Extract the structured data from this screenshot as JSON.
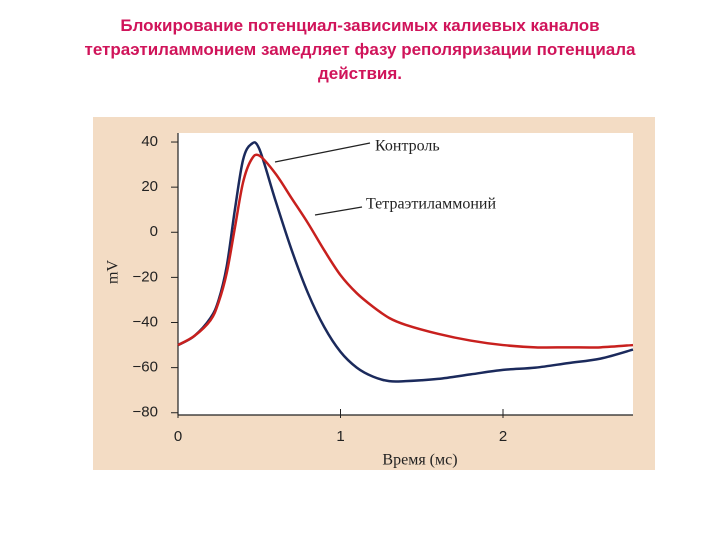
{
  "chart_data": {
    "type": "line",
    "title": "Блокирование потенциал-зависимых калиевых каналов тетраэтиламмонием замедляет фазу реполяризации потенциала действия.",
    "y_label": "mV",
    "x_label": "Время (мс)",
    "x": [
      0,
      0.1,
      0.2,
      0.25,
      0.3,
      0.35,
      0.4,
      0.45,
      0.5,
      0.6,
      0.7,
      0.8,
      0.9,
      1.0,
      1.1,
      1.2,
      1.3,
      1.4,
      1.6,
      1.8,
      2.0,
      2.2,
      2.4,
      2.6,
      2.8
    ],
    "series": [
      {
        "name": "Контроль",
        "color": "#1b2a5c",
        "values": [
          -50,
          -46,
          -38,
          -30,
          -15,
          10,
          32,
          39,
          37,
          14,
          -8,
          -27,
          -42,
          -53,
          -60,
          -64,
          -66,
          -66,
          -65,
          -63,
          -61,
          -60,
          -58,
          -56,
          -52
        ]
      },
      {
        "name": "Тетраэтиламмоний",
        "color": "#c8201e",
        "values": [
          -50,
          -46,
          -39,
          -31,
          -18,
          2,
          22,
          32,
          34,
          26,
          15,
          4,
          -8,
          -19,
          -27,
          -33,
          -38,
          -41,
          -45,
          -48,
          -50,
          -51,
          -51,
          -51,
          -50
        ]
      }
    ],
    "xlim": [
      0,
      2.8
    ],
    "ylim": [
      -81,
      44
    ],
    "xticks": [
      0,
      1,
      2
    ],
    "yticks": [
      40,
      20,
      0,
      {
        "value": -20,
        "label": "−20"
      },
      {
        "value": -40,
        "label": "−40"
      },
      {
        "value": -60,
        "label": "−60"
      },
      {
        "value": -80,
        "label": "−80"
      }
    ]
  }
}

+===+

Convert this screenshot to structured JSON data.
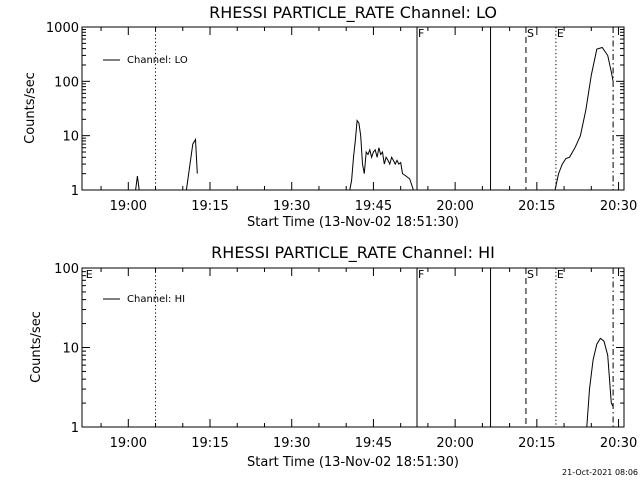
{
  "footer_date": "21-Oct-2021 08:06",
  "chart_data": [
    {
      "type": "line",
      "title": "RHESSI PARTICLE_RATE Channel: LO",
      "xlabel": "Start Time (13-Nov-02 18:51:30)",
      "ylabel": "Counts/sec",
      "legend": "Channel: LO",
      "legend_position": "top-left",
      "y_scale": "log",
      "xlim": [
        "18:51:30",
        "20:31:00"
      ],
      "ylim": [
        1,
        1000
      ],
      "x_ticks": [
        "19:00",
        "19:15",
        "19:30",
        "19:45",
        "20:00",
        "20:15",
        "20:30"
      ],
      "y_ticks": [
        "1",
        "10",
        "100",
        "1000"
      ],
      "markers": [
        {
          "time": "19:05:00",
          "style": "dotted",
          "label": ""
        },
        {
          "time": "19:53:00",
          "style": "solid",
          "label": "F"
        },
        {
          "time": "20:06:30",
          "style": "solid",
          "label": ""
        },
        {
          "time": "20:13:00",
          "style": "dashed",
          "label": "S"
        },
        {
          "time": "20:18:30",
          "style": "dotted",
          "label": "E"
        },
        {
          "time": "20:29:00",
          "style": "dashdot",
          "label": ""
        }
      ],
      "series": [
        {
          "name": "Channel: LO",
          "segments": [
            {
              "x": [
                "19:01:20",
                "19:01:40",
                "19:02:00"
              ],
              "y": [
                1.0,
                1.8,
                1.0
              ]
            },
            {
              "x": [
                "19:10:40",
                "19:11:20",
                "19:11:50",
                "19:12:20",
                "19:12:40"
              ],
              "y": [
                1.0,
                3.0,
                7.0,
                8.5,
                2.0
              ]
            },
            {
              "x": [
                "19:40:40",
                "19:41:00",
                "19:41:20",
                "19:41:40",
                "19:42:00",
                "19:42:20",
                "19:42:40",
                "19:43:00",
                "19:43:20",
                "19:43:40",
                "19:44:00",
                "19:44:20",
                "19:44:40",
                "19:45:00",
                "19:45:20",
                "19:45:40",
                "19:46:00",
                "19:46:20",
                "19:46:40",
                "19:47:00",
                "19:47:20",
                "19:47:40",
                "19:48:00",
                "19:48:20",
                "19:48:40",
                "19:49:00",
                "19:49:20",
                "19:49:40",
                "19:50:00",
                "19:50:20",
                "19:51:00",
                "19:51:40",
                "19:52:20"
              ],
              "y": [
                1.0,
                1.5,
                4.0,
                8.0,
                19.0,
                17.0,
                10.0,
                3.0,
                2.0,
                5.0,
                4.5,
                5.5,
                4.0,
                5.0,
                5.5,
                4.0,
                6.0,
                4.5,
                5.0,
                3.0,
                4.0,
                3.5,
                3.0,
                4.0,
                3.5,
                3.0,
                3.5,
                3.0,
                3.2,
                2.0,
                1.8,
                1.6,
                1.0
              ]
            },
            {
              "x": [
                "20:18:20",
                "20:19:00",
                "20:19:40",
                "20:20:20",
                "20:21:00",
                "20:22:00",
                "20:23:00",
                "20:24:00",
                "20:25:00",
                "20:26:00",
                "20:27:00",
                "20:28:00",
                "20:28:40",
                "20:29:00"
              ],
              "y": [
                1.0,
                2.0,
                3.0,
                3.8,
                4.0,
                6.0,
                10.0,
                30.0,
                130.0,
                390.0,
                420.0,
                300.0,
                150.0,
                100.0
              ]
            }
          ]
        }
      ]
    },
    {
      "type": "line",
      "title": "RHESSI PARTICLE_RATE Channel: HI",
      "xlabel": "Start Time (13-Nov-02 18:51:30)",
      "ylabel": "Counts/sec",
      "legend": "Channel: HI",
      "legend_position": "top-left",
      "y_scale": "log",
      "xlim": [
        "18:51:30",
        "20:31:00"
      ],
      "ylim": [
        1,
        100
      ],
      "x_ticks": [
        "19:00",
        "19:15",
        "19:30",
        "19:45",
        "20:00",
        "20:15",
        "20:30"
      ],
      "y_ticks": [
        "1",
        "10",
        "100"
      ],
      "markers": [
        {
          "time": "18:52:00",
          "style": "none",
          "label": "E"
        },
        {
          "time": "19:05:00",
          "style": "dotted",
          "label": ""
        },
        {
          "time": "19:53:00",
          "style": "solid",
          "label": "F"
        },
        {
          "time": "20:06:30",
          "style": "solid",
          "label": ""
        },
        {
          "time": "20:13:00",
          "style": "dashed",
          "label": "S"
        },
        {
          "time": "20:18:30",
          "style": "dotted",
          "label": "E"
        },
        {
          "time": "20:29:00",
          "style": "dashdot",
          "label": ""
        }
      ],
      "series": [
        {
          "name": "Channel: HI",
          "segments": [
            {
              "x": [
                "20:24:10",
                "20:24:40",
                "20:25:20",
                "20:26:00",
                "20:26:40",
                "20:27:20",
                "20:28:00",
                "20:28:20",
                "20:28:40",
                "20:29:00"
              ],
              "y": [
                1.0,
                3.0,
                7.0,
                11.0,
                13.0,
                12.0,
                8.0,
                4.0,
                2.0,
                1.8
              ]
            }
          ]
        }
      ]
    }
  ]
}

+===+

(TASK DESCRIPTION): Write out every line of the data that holds the word "Channel".

(ANSWER):
      "title": "RHESSI PARTICLE_RATE Channel: LO",
      "legend": "Channel: LO",
          "name": "Channel: LO",
      "title": "RHESSI PARTICLE_RATE Channel: HI",
      "legend": "Channel: HI",
          "name": "Channel: HI",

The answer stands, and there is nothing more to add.